Tally all lines containing the word "color". Give the number alone.

☆ ☆ ☆ ☆ ☆ ☆ ☆

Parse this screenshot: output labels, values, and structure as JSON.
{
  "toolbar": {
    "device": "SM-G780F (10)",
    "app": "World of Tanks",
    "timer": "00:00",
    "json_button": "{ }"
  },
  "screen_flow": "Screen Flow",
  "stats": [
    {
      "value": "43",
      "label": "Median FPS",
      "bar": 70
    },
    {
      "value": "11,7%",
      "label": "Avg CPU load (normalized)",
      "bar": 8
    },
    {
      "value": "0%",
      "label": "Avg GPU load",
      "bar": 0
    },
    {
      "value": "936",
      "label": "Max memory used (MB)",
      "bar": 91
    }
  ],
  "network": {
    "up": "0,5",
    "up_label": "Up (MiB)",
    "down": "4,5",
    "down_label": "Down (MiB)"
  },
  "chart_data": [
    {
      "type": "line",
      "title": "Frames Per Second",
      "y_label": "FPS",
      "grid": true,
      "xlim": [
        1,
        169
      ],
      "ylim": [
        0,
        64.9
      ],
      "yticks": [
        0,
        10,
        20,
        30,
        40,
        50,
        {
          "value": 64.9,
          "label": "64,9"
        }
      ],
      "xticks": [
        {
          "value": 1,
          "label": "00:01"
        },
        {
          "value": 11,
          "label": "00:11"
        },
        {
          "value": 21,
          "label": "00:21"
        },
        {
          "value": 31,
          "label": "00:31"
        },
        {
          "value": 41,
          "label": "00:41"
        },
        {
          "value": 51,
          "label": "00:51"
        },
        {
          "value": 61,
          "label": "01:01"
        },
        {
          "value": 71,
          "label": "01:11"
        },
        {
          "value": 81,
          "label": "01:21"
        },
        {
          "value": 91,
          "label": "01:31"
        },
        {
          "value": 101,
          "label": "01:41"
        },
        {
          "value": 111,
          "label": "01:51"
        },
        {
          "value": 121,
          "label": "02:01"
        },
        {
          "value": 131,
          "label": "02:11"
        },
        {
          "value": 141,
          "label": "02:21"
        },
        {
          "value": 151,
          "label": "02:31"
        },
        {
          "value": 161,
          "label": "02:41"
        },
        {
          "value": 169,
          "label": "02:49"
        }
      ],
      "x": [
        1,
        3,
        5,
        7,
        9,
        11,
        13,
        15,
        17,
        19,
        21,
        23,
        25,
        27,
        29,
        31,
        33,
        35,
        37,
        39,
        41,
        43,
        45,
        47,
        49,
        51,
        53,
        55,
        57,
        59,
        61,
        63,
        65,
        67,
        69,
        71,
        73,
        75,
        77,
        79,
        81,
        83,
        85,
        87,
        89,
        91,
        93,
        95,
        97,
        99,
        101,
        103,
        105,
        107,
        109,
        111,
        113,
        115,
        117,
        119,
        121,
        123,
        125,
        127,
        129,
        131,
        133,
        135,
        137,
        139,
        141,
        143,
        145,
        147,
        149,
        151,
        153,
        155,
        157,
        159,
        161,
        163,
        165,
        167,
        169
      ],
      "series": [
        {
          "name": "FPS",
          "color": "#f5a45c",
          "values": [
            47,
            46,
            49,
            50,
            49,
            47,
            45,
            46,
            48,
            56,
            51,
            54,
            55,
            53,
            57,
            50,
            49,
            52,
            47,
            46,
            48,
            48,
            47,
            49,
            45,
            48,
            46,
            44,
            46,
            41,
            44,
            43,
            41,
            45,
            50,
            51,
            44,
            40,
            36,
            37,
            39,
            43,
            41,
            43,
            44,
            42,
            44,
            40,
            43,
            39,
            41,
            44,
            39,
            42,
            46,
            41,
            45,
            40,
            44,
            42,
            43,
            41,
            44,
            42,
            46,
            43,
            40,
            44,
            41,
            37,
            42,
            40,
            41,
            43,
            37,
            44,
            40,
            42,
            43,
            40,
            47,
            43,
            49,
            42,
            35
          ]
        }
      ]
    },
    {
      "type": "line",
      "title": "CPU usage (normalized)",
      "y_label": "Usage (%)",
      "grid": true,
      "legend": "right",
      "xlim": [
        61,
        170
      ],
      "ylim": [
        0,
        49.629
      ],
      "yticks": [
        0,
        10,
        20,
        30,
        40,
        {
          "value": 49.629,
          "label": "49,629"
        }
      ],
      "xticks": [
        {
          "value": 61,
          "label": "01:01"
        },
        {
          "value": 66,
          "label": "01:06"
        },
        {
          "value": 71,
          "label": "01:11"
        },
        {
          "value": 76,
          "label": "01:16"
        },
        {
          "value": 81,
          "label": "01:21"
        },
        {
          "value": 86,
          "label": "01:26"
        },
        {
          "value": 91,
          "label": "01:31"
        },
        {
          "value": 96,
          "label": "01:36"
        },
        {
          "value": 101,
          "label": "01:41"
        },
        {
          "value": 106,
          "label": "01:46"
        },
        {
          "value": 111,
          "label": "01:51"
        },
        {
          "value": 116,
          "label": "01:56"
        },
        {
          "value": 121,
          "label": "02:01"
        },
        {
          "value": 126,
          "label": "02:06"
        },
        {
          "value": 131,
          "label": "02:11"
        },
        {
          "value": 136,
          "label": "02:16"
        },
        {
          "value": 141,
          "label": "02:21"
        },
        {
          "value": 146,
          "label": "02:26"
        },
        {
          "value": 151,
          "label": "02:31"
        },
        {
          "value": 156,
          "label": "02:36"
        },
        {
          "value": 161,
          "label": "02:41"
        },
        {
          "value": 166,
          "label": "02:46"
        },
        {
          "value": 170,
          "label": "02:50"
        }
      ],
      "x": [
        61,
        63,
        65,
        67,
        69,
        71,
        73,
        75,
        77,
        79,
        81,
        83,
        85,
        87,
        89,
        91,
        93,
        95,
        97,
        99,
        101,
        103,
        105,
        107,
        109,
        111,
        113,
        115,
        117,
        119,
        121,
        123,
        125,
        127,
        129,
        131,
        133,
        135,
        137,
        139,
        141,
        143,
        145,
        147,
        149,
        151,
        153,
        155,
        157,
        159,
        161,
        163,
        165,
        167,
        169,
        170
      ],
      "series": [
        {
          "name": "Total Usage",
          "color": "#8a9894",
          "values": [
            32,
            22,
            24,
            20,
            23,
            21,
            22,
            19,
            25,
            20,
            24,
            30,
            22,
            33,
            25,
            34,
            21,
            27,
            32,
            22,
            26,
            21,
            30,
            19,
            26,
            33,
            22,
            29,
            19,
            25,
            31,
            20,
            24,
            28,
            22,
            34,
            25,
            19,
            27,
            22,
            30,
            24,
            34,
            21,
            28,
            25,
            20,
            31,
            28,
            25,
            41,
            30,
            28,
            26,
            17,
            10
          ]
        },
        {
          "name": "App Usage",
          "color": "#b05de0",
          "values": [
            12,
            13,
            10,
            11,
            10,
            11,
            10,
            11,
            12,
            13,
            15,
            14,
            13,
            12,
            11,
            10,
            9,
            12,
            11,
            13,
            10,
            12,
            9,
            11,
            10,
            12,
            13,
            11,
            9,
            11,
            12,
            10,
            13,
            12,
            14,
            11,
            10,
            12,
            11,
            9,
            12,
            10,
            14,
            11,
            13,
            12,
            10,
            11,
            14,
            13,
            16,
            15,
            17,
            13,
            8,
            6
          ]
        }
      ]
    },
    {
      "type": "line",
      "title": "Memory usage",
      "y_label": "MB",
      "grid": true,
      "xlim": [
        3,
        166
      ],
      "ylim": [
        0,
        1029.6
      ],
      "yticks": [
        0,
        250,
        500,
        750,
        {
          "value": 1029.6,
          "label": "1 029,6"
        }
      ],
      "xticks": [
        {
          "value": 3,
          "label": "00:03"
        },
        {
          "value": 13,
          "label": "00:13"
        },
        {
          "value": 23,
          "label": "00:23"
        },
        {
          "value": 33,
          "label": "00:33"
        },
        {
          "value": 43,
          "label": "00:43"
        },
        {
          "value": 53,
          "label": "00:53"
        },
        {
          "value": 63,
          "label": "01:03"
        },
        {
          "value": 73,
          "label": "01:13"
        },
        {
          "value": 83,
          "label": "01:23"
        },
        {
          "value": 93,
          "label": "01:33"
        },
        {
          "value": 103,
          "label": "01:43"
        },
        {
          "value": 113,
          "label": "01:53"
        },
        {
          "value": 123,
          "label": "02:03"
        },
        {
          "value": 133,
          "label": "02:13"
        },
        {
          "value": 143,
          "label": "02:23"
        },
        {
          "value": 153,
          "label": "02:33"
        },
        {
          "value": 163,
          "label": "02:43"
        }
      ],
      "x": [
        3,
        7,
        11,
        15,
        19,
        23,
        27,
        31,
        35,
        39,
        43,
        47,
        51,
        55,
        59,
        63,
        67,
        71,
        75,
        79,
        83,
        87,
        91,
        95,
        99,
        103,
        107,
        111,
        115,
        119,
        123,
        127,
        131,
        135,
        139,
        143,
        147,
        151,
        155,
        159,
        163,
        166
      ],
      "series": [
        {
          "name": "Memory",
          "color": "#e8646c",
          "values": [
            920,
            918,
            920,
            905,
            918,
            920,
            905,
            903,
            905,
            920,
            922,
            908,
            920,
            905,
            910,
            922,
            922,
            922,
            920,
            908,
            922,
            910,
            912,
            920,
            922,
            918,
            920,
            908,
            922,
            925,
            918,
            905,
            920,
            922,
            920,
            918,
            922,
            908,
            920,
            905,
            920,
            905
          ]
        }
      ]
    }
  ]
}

☆ ☆ ☆ ☆ ☆ ☆ ☆

§ WORKED SOLUTION
4